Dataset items
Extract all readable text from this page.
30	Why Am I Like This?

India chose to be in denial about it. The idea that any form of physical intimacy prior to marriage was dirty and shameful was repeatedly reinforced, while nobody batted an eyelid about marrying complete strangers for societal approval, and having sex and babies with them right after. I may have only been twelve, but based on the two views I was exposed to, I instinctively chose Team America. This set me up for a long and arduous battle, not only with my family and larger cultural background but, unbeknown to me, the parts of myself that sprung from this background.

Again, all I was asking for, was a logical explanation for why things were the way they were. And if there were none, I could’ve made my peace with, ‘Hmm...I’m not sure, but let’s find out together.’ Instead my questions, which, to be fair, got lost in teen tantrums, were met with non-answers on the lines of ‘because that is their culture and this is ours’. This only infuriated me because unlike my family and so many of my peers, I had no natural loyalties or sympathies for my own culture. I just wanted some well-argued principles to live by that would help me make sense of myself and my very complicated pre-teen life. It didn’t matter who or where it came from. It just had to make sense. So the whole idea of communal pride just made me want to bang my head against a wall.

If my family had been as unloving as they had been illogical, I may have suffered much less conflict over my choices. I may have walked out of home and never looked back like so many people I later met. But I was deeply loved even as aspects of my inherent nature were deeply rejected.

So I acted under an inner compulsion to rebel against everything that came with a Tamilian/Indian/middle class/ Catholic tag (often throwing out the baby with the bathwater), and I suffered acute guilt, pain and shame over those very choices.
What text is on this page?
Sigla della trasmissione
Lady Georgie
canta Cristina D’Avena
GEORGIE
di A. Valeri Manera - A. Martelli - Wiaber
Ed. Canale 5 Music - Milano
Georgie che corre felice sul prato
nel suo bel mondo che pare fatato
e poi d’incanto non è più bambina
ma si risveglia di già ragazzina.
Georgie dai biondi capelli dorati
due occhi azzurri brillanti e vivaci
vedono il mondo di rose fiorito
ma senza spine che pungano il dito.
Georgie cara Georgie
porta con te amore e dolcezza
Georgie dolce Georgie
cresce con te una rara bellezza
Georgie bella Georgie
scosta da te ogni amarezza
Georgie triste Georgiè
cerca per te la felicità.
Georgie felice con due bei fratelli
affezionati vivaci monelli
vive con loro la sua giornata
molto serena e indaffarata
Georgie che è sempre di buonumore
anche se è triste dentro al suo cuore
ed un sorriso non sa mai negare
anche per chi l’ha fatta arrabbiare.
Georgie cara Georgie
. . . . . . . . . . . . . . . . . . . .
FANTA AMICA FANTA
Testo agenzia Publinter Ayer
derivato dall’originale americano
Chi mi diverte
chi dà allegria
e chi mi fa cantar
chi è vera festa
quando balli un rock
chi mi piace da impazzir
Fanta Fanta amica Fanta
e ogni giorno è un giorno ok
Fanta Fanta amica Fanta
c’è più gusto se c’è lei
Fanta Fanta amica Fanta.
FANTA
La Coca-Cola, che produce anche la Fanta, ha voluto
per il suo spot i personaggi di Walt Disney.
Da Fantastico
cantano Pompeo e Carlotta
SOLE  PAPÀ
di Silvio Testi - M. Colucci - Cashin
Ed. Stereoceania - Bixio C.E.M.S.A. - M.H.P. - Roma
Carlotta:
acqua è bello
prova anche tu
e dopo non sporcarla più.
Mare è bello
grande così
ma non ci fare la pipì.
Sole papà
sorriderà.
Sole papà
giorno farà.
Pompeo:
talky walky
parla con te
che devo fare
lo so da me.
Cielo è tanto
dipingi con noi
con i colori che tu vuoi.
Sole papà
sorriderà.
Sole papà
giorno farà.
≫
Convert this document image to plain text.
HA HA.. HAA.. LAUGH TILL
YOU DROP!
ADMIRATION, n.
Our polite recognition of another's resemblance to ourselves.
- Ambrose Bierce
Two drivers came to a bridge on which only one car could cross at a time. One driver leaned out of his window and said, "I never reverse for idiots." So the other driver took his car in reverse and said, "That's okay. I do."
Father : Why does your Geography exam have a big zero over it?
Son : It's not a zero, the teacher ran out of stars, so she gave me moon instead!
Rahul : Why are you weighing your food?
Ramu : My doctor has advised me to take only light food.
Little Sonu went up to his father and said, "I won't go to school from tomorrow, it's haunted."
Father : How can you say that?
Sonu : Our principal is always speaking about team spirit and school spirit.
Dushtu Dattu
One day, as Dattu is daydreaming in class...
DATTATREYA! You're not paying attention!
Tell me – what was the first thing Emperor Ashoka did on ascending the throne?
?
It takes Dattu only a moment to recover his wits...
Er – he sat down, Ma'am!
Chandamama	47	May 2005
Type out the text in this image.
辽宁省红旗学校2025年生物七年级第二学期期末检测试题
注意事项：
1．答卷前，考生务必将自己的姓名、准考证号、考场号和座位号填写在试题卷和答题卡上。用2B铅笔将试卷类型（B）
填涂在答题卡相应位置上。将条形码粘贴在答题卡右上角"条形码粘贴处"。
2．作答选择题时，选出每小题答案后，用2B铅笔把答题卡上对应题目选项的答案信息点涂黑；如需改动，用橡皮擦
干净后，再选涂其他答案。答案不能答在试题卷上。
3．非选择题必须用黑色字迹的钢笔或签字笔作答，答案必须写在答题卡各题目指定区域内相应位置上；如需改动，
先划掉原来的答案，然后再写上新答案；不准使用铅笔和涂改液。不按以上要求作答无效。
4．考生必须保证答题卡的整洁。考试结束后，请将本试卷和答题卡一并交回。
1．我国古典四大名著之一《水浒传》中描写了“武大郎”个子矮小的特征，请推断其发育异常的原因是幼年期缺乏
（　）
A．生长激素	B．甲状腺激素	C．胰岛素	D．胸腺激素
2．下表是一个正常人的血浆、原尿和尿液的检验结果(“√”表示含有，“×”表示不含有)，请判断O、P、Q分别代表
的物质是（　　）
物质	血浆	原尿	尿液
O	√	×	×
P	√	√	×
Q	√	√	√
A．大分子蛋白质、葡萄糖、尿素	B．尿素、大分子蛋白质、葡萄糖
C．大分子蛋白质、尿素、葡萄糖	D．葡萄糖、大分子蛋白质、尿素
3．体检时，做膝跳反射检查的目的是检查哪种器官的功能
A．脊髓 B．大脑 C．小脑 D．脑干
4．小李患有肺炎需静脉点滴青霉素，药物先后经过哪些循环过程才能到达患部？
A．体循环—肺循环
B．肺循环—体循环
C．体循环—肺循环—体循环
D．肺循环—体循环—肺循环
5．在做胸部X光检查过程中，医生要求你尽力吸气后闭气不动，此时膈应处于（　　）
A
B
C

* **Given problem**:
Every line of the material must be returned exactly as it appears.

* **Solution to the exercise**:
Extract all readable text from this page.
30	Why Am I Like This?

India chose to be in denial about it. The idea that any form of physical intimacy prior to marriage was dirty and shameful was repeatedly reinforced, while nobody batted an eyelid about marrying complete strangers for societal approval, and having sex and babies with them right after. I may have only been twelve, but based on the two views I was exposed to, I instinctively chose Team America. This set me up for a long and arduous battle, not only with my family and larger cultural background but, unbeknown to me, the parts of myself that sprung from this background.

Again, all I was asking for, was a logical explanation for why things were the way they were. And if there were none, I could’ve made my peace with, ‘Hmm...I’m not sure, but let’s find out together.’ Instead my questions, which, to be fair, got lost in teen tantrums, were met with non-answers on the lines of ‘because that is their culture and this is ours’. This only infuriated me because unlike my family and so many of my peers, I had no natural loyalties or sympathies for my own culture. I just wanted some well-argued principles to live by that would help me make sense of myself and my very complicated pre-teen life. It didn’t matter who or where it came from. It just had to make sense. So the whole idea of communal pride just made me want to bang my head against a wall.

If my family had been as unloving as they had been illogical, I may have suffered much less conflict over my choices. I may have walked out of home and never looked back like so many people I later met. But I was deeply loved even as aspects of my inherent nature were deeply rejected.

So I acted under an inner compulsion to rebel against everything that came with a Tamilian/Indian/middle class/ Catholic tag (often throwing out the baby with the bathwater), and I suffered acute guilt, pain and shame over those very choices.
What text is on this page?
Sigla della trasmissione
Lady Georgie
canta Cristina D’Avena
GEORGIE
di A. Valeri Manera - A. Martelli - Wiaber
Ed. Canale 5 Music - Milano
Georgie che corre felice sul prato
nel suo bel mondo che pare fatato
e poi d’incanto non è più bambina
ma si risveglia di già ragazzina.
Georgie dai biondi capelli dorati
due occhi azzurri brillanti e vivaci
vedono il mondo di rose fiorito
ma senza spine che pungano il dito.
Georgie cara Georgie
porta con te amore e dolcezza
Georgie dolce Georgie
cresce con te una rara bellezza
Georgie bella Georgie
scosta da te ogni amarezza
Georgie triste Georgiè
cerca per te la felicità.
Georgie felice con due bei fratelli
affezionati vivaci monelli
vive con loro la sua giornata
molto serena e indaffarata
Georgie che è sempre di buonumore
anche se è triste dentro al suo cuore
ed un sorriso non sa mai negare
anche per chi l’ha fatta arrabbiare.
Georgie cara Georgie
. . . . . . . . . . . . . . . . . . . .
FANTA AMICA FANTA
Testo agenzia Publinter Ayer
derivato dall’originale americano
Chi mi diverte
chi dà allegria
e chi mi fa cantar
chi è vera festa
quando balli un rock
chi mi piace da impazzir
Fanta Fanta amica Fanta
e ogni giorno è un giorno ok
Fanta Fanta amica Fanta
c’è più gusto se c’è lei
Fanta Fanta amica Fanta.
FANTA
La Coca-Cola, che produce anche la Fanta, ha voluto
per il suo spot i personaggi di Walt Disney.
Da Fantastico
cantano Pompeo e Carlotta
SOLE  PAPÀ
di Silvio Testi - M. Colucci - Cashin
Ed. Stereoceania - Bixio C.E.M.S.A. - M.H.P. - Roma
Carlotta:
acqua è bello
prova anche tu
e dopo non sporcarla più.
Mare è bello
grande così
ma non ci fare la pipì.
Sole papà
sorriderà.
Sole papà
giorno farà.
Pompeo:
talky walky
parla con te
che devo fare
lo so da me.
Cielo è tanto
dipingi con noi
con i colori che tu vuoi.
Sole papà
sorriderà.
Sole papà
giorno farà.
≫
Convert this document image to plain text.
HA HA.. HAA.. LAUGH TILL
YOU DROP!
ADMIRATION, n.
Our polite recognition of another's resemblance to ourselves.
- Ambrose Bierce
Two drivers came to a bridge on which only one car could cross at a time. One driver leaned out of his window and said, "I never reverse for idiots." So the other driver took his car in reverse and said, "That's okay. I do."
Father : Why does your Geography exam have a big zero over it?
Son : It's not a zero, the teacher ran out of stars, so she gave me moon instead!
Rahul : Why are you weighing your food?
Ramu : My doctor has advised me to take only light food.
Little Sonu went up to his father and said, "I won't go to school from tomorrow, it's haunted."
Father : How can you say that?
Sonu : Our principal is always speaking about team spirit and school spirit.
Dushtu Dattu
One day, as Dattu is daydreaming in class...
DATTATREYA! You're not paying attention!
Tell me – what was the first thing Emperor Ashoka did on ascending the throne?
?
It takes Dattu only a moment to recover his wits...
Er – he sat down, Ma'am!
Chandamama	47	May 2005
Type out the text in this image.
辽宁省红旗学校2025年生物七年级第二学期期末检测试题
注意事项：
1．答卷前，考生务必将自己的姓名、准考证号、考场号和座位号填写在试题卷和答题卡上。用2B铅笔将试卷类型（B）
填涂在答题卡相应位置上。将条形码粘贴在答题卡右上角"条形码粘贴处"。
2．作答选择题时，选出每小题答案后，用2B铅笔把答题卡上对应题目选项的答案信息点涂黑；如需改动，用橡皮擦
干净后，再选涂其他答案。答案不能答在试题卷上。
3．非选择题必须用黑色字迹的钢笔或签字笔作答，答案必须写在答题卡各题目指定区域内相应位置上；如需改动，
先划掉原来的答案，然后再写上新答案；不准使用铅笔和涂改液。不按以上要求作答无效。
4．考生必须保证答题卡的整洁。考试结束后，请将本试卷和答题卡一并交回。
1．我国古典四大名著之一《水浒传》中描写了“武大郎”个子矮小的特征，请推断其发育异常的原因是幼年期缺乏
（　）
A．生长激素	B．甲状腺激素	C．胰岛素	D．胸腺激素
2．下表是一个正常人的血浆、原尿和尿液的检验结果(“√”表示含有，“×”表示不含有)，请判断O、P、Q分别代表
的物质是（　　）
物质	血浆	原尿	尿液
O	√	×	×
P	√	√	×
Q	√	√	√
A．大分子蛋白质、葡萄糖、尿素	B．尿素、大分子蛋白质、葡萄糖
C．大分子蛋白质、尿素、葡萄糖	D．葡萄糖、大分子蛋白质、尿素
3．体检时，做膝跳反射检查的目的是检查哪种器官的功能
A．脊髓 B．大脑 C．小脑 D．脑干
4．小李患有肺炎需静脉点滴青霉素，药物先后经过哪些循环过程才能到达患部？
A．体循环—肺循环
B．肺循环—体循环
C．体循环—肺循环—体循环
D．肺循环—体循环—肺循环
5．在做胸部X光检查过程中，医生要求你尽力吸气后闭气不动，此时膈应处于（　　）
A
B
C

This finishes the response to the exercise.